## Exercise directions
Restate the whole listing word for word. Pictures are left out.

## Material supplied
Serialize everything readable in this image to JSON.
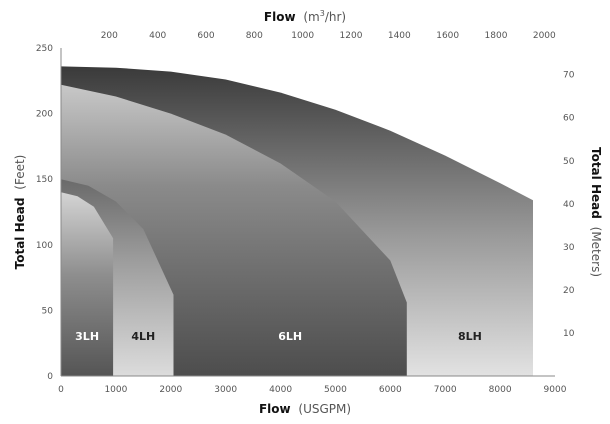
{
  "chart_data": {
    "type": "area",
    "title": "",
    "x_bottom": {
      "label_bold": "Flow",
      "label_unit": "(USGPM)",
      "range": [
        0,
        9000
      ],
      "ticks": [
        0,
        1000,
        2000,
        3000,
        4000,
        5000,
        6000,
        7000,
        8000,
        9000
      ]
    },
    "x_top": {
      "label_bold": "Flow",
      "label_unit_prefix": "(m",
      "label_unit_sup": "3",
      "label_unit_suffix": "/hr)",
      "ticks": [
        200,
        400,
        600,
        800,
        1000,
        1200,
        1400,
        1600,
        1800,
        2000
      ]
    },
    "y_left": {
      "label_bold": "Total Head",
      "label_unit": "(Feet)",
      "range": [
        0,
        250
      ],
      "ticks": [
        0,
        50,
        100,
        150,
        200,
        250
      ]
    },
    "y_right": {
      "label_bold": "Total Head",
      "label_unit": "(Meters)",
      "ticks": [
        10,
        20,
        30,
        40,
        50,
        60,
        70
      ]
    },
    "series": [
      {
        "name": "8LH",
        "max_flow": 8600,
        "curve": [
          [
            0,
            236
          ],
          [
            1000,
            235
          ],
          [
            2000,
            232
          ],
          [
            3000,
            226
          ],
          [
            4000,
            216
          ],
          [
            5000,
            203
          ],
          [
            6000,
            187
          ],
          [
            7000,
            168
          ],
          [
            8000,
            147
          ],
          [
            8600,
            134
          ]
        ]
      },
      {
        "name": "6LH",
        "max_flow": 6300,
        "curve": [
          [
            0,
            222
          ],
          [
            1000,
            213
          ],
          [
            2000,
            200
          ],
          [
            3000,
            184
          ],
          [
            4000,
            162
          ],
          [
            5000,
            133
          ],
          [
            6000,
            88
          ],
          [
            6300,
            56
          ]
        ]
      },
      {
        "name": "4LH",
        "max_flow": 2050,
        "curve": [
          [
            0,
            150
          ],
          [
            500,
            145
          ],
          [
            1000,
            133
          ],
          [
            1500,
            112
          ],
          [
            2050,
            62
          ]
        ]
      },
      {
        "name": "3LH",
        "max_flow": 950,
        "curve": [
          [
            0,
            140
          ],
          [
            300,
            137
          ],
          [
            600,
            129
          ],
          [
            950,
            105
          ]
        ]
      }
    ]
  }
}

## Completed exercise
Serialize everything readable in this image to JSON.
{
  "chart_data": {
    "type": "area",
    "title": "",
    "x_bottom": {
      "label_bold": "Flow",
      "label_unit": "(USGPM)",
      "range": [
        0,
        9000
      ],
      "ticks": [
        0,
        1000,
        2000,
        3000,
        4000,
        5000,
        6000,
        7000,
        8000,
        9000
      ]
    },
    "x_top": {
      "label_bold": "Flow",
      "label_unit_prefix": "(m",
      "label_unit_sup": "3",
      "label_unit_suffix": "/hr)",
      "ticks": [
        200,
        400,
        600,
        800,
        1000,
        1200,
        1400,
        1600,
        1800,
        2000
      ]
    },
    "y_left": {
      "label_bold": "Total Head",
      "label_unit": "(Feet)",
      "range": [
        0,
        250
      ],
      "ticks": [
        0,
        50,
        100,
        150,
        200,
        250
      ]
    },
    "y_right": {
      "label_bold": "Total Head",
      "label_unit": "(Meters)",
      "ticks": [
        10,
        20,
        30,
        40,
        50,
        60,
        70
      ]
    },
    "series": [
      {
        "name": "8LH",
        "max_flow": 8600,
        "curve": [
          [
            0,
            236
          ],
          [
            1000,
            235
          ],
          [
            2000,
            232
          ],
          [
            3000,
            226
          ],
          [
            4000,
            216
          ],
          [
            5000,
            203
          ],
          [
            6000,
            187
          ],
          [
            7000,
            168
          ],
          [
            8000,
            147
          ],
          [
            8600,
            134
          ]
        ]
      },
      {
        "name": "6LH",
        "max_flow": 6300,
        "curve": [
          [
            0,
            222
          ],
          [
            1000,
            213
          ],
          [
            2000,
            200
          ],
          [
            3000,
            184
          ],
          [
            4000,
            162
          ],
          [
            5000,
            133
          ],
          [
            6000,
            88
          ],
          [
            6300,
            56
          ]
        ]
      },
      {
        "name": "4LH",
        "max_flow": 2050,
        "curve": [
          [
            0,
            150
          ],
          [
            500,
            145
          ],
          [
            1000,
            133
          ],
          [
            1500,
            112
          ],
          [
            2050,
            62
          ]
        ]
      },
      {
        "name": "3LH",
        "max_flow": 950,
        "curve": [
          [
            0,
            140
          ],
          [
            300,
            137
          ],
          [
            600,
            129
          ],
          [
            950,
            105
          ]
        ]
      }
    ]
  }
}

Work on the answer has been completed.